⟨
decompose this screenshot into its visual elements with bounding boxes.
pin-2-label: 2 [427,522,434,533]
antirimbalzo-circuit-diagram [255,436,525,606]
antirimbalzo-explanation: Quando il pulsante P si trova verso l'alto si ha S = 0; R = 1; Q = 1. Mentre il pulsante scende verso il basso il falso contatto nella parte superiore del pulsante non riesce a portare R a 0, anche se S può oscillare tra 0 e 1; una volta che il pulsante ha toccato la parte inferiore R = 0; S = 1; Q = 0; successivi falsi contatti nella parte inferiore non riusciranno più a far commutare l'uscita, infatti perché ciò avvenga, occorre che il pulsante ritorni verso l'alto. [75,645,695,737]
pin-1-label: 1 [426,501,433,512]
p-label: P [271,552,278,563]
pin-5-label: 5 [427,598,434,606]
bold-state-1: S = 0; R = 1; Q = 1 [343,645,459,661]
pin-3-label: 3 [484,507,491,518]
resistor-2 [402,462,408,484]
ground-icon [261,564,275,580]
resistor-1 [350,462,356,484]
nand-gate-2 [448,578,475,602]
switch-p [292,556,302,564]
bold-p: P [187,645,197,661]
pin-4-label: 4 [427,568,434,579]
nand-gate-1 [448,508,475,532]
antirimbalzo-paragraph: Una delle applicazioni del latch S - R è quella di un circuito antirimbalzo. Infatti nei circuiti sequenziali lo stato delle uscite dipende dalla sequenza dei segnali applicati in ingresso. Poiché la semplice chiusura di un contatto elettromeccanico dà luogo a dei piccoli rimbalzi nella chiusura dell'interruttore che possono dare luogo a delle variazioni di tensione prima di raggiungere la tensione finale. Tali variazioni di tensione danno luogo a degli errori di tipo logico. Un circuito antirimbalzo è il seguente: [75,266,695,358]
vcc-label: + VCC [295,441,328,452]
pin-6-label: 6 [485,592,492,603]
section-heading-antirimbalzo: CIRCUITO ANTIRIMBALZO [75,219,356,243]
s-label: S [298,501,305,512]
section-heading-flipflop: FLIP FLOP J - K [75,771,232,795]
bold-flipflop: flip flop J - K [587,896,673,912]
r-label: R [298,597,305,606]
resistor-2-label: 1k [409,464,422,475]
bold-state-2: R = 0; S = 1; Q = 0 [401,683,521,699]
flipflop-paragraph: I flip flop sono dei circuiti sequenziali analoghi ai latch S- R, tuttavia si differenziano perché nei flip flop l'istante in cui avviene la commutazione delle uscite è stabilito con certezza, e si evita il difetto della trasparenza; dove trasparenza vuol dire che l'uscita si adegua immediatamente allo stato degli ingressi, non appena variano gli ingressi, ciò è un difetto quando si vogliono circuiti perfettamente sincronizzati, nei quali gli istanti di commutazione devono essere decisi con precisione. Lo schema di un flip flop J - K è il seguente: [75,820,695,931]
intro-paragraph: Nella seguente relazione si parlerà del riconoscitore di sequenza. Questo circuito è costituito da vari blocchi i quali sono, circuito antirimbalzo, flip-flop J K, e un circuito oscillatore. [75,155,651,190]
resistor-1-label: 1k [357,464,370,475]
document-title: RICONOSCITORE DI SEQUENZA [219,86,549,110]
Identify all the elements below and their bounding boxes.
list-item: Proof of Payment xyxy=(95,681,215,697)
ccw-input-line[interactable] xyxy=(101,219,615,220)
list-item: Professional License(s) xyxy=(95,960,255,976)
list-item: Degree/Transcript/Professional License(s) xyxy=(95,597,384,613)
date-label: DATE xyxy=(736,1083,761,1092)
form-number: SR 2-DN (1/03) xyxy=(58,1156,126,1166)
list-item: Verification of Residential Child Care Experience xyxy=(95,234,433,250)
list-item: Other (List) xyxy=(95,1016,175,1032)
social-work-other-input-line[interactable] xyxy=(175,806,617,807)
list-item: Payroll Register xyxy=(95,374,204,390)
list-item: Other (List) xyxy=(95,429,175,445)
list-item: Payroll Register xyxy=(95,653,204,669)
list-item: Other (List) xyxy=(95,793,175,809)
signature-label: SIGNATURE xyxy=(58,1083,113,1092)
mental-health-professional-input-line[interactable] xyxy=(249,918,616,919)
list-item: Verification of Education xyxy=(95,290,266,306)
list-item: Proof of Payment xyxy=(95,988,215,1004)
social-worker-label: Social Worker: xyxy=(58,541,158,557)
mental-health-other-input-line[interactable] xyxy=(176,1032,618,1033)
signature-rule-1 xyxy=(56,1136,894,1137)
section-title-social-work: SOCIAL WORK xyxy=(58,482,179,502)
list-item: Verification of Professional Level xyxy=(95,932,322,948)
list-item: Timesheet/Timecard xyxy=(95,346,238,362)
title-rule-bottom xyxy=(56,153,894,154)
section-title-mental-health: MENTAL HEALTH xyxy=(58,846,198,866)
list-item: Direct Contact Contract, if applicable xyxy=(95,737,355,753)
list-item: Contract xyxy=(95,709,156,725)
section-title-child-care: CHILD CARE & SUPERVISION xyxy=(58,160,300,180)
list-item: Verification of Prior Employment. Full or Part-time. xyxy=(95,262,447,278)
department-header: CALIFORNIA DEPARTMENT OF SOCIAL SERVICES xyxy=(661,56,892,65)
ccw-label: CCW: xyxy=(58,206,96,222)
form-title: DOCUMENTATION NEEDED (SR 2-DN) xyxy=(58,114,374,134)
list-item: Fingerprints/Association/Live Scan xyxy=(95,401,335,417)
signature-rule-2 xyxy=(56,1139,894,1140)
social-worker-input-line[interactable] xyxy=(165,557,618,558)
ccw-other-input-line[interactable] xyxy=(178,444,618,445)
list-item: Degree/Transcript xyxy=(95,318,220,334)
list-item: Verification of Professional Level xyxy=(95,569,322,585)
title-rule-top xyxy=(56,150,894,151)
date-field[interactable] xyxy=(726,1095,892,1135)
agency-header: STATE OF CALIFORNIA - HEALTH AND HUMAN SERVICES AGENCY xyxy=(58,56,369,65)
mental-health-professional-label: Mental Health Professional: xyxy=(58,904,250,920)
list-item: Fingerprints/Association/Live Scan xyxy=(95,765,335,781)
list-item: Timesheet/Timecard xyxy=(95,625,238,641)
⟩
Yang Diharapkan:
Tulis ulang seluruh data di atas dengan mengganti setiap "list-item" menjadi "list-entry", tanpa mengubah bagian lain.

Jawaban Tugas:
decompose this screenshot into its visual elements with bounding boxes.
pin-2-label: 2 [427,522,434,533]
antirimbalzo-circuit-diagram [255,436,525,606]
antirimbalzo-explanation: Quando il pulsante P si trova verso l'alto si ha S = 0; R = 1; Q = 1. Mentre il pulsante scende verso il basso il falso contatto nella parte superiore del pulsante non riesce a portare R a 0, anche se S può oscillare tra 0 e 1; una volta che il pulsante ha toccato la parte inferiore R = 0; S = 1; Q = 0; successivi falsi contatti nella parte inferiore non riusciranno più a far commutare l'uscita, infatti perché ciò avvenga, occorre che il pulsante ritorni verso l'alto. [75,645,695,737]
pin-1-label: 1 [426,501,433,512]
p-label: P [271,552,278,563]
pin-5-label: 5 [427,598,434,606]
bold-state-1: S = 0; R = 1; Q = 1 [343,645,459,661]
pin-3-label: 3 [484,507,491,518]
resistor-2 [402,462,408,484]
ground-icon [261,564,275,580]
resistor-1 [350,462,356,484]
nand-gate-2 [448,578,475,602]
switch-p [292,556,302,564]
bold-p: P [187,645,197,661]
pin-4-label: 4 [427,568,434,579]
nand-gate-1 [448,508,475,532]
antirimbalzo-paragraph: Una delle applicazioni del latch S - R è quella di un circuito antirimbalzo. Infatti nei circuiti sequenziali lo stato delle uscite dipende dalla sequenza dei segnali applicati in ingresso. Poiché la semplice chiusura di un contatto elettromeccanico dà luogo a dei piccoli rimbalzi nella chiusura dell'interruttore che possono dare luogo a delle variazioni di tensione prima di raggiungere la tensione finale. Tali variazioni di tensione danno luogo a degli errori di tipo logico. Un circuito antirimbalzo è il seguente: [75,266,695,358]
vcc-label: + VCC [295,441,328,452]
pin-6-label: 6 [485,592,492,603]
section-heading-antirimbalzo: CIRCUITO ANTIRIMBALZO [75,219,356,243]
s-label: S [298,501,305,512]
section-heading-flipflop: FLIP FLOP J - K [75,771,232,795]
bold-flipflop: flip flop J - K [587,896,673,912]
r-label: R [298,597,305,606]
resistor-2-label: 1k [409,464,422,475]
bold-state-2: R = 0; S = 1; Q = 0 [401,683,521,699]
flipflop-paragraph: I flip flop sono dei circuiti sequenziali analoghi ai latch S- R, tuttavia si differenziano perché nei flip flop l'istante in cui avviene la commutazione delle uscite è stabilito con certezza, e si evita il difetto della trasparenza; dove trasparenza vuol dire che l'uscita si adegua immediatamente allo stato degli ingressi, non appena variano gli ingressi, ciò è un difetto quando si vogliono circuiti perfettamente sincronizzati, nei quali gli istanti di commutazione devono essere decisi con precisione. Lo schema di un flip flop J - K è il seguente: [75,820,695,931]
intro-paragraph: Nella seguente relazione si parlerà del riconoscitore di sequenza. Questo circuito è costituito da vari blocchi i quali sono, circuito antirimbalzo, flip-flop J K, e un circuito oscillatore. [75,155,651,190]
resistor-1-label: 1k [357,464,370,475]
document-title: RICONOSCITORE DI SEQUENZA [219,86,549,110]
Identify all the elements below and their bounding boxes.
list-entry: Proof of Payment xyxy=(95,681,215,697)
ccw-input-line[interactable] xyxy=(101,219,615,220)
list-entry: Professional License(s) xyxy=(95,960,255,976)
list-entry: Degree/Transcript/Professional License(s) xyxy=(95,597,384,613)
date-label: DATE xyxy=(736,1083,761,1092)
form-number: SR 2-DN (1/03) xyxy=(58,1156,126,1166)
list-entry: Verification of Residential Child Care Experience xyxy=(95,234,433,250)
list-entry: Other (List) xyxy=(95,1016,175,1032)
social-work-other-input-line[interactable] xyxy=(175,806,617,807)
list-entry: Payroll Register xyxy=(95,374,204,390)
list-entry: Other (List) xyxy=(95,429,175,445)
list-entry: Payroll Register xyxy=(95,653,204,669)
list-entry: Other (List) xyxy=(95,793,175,809)
signature-label: SIGNATURE xyxy=(58,1083,113,1092)
mental-health-professional-input-line[interactable] xyxy=(249,918,616,919)
list-entry: Verification of Education xyxy=(95,290,266,306)
list-entry: Proof of Payment xyxy=(95,988,215,1004)
social-worker-label: Social Worker: xyxy=(58,541,158,557)
mental-health-other-input-line[interactable] xyxy=(176,1032,618,1033)
signature-rule-1 xyxy=(56,1136,894,1137)
section-title-social-work: SOCIAL WORK xyxy=(58,482,179,502)
list-entry: Verification of Professional Level xyxy=(95,932,322,948)
list-entry: Timesheet/Timecard xyxy=(95,346,238,362)
title-rule-bottom xyxy=(56,153,894,154)
section-title-mental-health: MENTAL HEALTH xyxy=(58,846,198,866)
list-entry: Direct Contact Contract, if applicable xyxy=(95,737,355,753)
list-entry: Contract xyxy=(95,709,156,725)
section-title-child-care: CHILD CARE & SUPERVISION xyxy=(58,160,300,180)
list-entry: Verification of Prior Employment. Full or Part-time. xyxy=(95,262,447,278)
department-header: CALIFORNIA DEPARTMENT OF SOCIAL SERVICES xyxy=(661,56,892,65)
ccw-label: CCW: xyxy=(58,206,96,222)
form-title: DOCUMENTATION NEEDED (SR 2-DN) xyxy=(58,114,374,134)
list-entry: Fingerprints/Association/Live Scan xyxy=(95,401,335,417)
signature-rule-2 xyxy=(56,1139,894,1140)
social-worker-input-line[interactable] xyxy=(165,557,618,558)
ccw-other-input-line[interactable] xyxy=(178,444,618,445)
list-entry: Degree/Transcript xyxy=(95,318,220,334)
list-entry: Verification of Professional Level xyxy=(95,569,322,585)
title-rule-top xyxy=(56,150,894,151)
date-field[interactable] xyxy=(726,1095,892,1135)
agency-header: STATE OF CALIFORNIA - HEALTH AND HUMAN SERVICES AGENCY xyxy=(58,56,369,65)
mental-health-professional-label: Mental Health Professional: xyxy=(58,904,250,920)
list-entry: Fingerprints/Association/Live Scan xyxy=(95,765,335,781)
list-entry: Timesheet/Timecard xyxy=(95,625,238,641)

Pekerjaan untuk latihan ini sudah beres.